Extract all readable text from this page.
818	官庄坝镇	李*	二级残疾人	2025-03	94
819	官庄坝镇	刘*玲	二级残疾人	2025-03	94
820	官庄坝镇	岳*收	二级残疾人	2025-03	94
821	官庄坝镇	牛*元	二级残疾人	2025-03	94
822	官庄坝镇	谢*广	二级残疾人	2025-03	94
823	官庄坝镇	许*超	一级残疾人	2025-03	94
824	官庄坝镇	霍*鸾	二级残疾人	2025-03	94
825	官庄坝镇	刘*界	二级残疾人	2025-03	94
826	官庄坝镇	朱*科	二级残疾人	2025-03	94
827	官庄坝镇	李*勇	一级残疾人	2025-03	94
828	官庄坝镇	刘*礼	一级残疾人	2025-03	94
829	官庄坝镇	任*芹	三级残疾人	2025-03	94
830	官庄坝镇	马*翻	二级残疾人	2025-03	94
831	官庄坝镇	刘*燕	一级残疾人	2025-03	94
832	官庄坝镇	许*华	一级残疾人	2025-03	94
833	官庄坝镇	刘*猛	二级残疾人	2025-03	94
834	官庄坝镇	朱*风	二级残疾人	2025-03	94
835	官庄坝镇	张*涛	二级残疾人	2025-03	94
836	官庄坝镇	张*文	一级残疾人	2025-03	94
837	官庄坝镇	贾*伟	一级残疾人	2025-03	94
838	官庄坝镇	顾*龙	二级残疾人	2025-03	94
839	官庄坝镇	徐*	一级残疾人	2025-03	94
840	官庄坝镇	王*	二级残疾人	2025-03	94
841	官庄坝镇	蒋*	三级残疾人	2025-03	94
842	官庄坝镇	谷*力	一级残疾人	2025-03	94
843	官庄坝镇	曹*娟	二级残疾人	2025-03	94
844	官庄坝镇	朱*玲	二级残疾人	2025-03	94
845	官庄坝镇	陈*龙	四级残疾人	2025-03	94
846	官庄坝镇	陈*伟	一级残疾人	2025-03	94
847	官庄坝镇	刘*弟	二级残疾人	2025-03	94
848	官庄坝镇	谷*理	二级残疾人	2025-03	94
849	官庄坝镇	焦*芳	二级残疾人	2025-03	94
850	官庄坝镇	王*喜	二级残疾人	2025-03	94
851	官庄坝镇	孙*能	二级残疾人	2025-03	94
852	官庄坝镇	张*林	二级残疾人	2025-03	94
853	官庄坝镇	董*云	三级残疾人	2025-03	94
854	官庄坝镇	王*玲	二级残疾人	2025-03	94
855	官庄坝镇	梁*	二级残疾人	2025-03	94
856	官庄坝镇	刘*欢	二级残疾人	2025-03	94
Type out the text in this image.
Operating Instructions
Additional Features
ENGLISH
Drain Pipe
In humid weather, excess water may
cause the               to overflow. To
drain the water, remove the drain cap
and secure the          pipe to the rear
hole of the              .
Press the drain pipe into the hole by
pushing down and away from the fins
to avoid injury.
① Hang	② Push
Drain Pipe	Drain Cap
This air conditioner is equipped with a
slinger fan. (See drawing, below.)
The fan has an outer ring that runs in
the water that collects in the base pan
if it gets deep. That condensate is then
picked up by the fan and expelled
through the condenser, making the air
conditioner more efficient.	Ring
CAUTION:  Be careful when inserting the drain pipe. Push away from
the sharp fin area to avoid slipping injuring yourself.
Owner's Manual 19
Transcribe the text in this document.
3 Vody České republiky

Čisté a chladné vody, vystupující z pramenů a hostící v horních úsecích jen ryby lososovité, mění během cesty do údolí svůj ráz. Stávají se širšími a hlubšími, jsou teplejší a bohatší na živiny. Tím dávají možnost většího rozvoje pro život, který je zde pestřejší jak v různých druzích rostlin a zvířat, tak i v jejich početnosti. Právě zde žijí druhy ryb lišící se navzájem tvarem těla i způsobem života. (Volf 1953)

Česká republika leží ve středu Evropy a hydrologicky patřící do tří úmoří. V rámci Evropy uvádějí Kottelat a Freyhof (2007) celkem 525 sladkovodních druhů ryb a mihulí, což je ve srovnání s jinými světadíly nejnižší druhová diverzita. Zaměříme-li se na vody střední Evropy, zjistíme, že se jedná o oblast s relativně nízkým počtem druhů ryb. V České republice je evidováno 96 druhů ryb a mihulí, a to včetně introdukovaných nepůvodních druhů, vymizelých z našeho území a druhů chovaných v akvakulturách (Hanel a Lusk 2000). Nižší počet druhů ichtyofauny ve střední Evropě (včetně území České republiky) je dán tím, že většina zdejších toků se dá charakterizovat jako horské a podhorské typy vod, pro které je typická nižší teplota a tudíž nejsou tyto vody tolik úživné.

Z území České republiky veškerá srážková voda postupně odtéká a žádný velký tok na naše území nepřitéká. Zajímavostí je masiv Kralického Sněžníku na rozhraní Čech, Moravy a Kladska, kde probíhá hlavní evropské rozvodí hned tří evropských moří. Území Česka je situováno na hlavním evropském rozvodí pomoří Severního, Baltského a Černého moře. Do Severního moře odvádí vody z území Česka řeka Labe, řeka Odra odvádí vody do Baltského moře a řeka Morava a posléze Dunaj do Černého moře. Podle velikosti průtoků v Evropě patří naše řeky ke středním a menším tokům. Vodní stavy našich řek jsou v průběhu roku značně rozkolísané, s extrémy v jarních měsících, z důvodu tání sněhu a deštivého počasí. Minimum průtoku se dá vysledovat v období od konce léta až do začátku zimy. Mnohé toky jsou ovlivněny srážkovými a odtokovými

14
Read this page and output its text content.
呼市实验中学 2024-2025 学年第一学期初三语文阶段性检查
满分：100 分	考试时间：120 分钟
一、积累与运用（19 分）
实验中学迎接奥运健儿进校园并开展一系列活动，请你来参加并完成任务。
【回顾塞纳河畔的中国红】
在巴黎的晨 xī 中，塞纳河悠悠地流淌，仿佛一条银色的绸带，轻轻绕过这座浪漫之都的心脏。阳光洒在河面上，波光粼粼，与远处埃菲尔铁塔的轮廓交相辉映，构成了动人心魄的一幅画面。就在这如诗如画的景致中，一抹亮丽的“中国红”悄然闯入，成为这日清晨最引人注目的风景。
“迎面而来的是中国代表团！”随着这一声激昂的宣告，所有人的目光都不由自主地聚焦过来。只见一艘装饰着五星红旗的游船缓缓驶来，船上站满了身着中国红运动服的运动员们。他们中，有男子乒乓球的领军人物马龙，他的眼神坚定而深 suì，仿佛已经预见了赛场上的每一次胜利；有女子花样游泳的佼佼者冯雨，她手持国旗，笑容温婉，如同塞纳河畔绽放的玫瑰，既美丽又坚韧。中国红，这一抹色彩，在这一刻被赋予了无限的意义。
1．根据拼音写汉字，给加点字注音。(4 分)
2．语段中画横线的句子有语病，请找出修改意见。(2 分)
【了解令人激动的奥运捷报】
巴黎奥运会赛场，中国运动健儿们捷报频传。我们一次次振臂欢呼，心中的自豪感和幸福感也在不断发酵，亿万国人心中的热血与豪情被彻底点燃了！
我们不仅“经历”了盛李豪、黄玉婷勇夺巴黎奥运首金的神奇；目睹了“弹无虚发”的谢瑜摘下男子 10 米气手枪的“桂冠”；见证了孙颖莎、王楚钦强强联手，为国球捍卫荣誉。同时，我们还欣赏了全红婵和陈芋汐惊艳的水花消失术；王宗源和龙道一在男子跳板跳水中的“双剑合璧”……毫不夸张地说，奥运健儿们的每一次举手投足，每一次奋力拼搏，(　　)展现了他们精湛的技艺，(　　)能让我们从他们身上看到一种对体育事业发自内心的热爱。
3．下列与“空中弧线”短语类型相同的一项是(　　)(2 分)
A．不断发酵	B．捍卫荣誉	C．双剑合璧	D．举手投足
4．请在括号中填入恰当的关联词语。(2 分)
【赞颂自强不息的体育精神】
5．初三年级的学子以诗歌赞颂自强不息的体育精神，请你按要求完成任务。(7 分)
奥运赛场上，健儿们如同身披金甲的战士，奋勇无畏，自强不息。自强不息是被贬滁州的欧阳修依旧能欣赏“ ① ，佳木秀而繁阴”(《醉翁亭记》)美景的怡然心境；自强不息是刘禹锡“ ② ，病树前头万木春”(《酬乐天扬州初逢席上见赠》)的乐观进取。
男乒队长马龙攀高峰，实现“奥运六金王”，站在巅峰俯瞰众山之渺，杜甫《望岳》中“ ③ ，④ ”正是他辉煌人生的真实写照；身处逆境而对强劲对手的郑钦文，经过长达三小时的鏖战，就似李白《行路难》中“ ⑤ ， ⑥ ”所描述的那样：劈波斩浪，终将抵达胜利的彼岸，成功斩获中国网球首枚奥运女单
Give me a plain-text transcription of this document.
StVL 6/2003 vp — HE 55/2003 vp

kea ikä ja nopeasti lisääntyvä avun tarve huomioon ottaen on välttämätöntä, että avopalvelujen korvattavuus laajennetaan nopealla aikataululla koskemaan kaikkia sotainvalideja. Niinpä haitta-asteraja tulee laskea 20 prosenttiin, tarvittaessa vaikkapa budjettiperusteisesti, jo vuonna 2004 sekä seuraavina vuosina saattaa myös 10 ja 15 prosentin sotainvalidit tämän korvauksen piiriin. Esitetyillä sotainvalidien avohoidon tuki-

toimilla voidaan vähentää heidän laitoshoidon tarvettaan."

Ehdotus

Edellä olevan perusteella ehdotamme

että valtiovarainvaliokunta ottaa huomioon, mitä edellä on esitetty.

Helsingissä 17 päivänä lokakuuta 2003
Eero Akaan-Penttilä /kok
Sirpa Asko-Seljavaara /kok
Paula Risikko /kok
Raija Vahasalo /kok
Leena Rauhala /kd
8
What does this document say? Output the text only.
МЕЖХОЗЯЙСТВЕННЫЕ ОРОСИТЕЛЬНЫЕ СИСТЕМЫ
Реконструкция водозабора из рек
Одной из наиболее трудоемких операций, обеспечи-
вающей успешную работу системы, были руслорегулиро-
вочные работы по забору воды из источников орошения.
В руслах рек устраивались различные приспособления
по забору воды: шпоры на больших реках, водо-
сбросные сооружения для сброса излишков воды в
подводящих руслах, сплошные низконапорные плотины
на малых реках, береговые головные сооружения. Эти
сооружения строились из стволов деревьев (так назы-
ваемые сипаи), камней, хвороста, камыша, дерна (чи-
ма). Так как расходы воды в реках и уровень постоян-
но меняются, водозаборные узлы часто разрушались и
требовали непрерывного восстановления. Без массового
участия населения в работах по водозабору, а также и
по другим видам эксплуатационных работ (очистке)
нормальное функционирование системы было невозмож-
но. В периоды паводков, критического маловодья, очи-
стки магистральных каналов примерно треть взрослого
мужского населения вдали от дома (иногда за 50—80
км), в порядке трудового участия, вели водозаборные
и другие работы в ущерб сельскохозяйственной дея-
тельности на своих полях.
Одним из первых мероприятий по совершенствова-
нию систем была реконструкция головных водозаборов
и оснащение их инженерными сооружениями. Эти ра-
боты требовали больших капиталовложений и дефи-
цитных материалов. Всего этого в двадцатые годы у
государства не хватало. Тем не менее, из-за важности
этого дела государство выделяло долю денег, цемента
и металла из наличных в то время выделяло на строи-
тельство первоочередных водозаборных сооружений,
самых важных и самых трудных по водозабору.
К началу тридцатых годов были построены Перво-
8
----------
● **Task**: Within the material above, find the lines that contain the word "работы"; copy them.

● **Correct answer**:
вочные работы по забору воды из источников орошения.
и другие работы в ущерб сельскохозяйственной дея-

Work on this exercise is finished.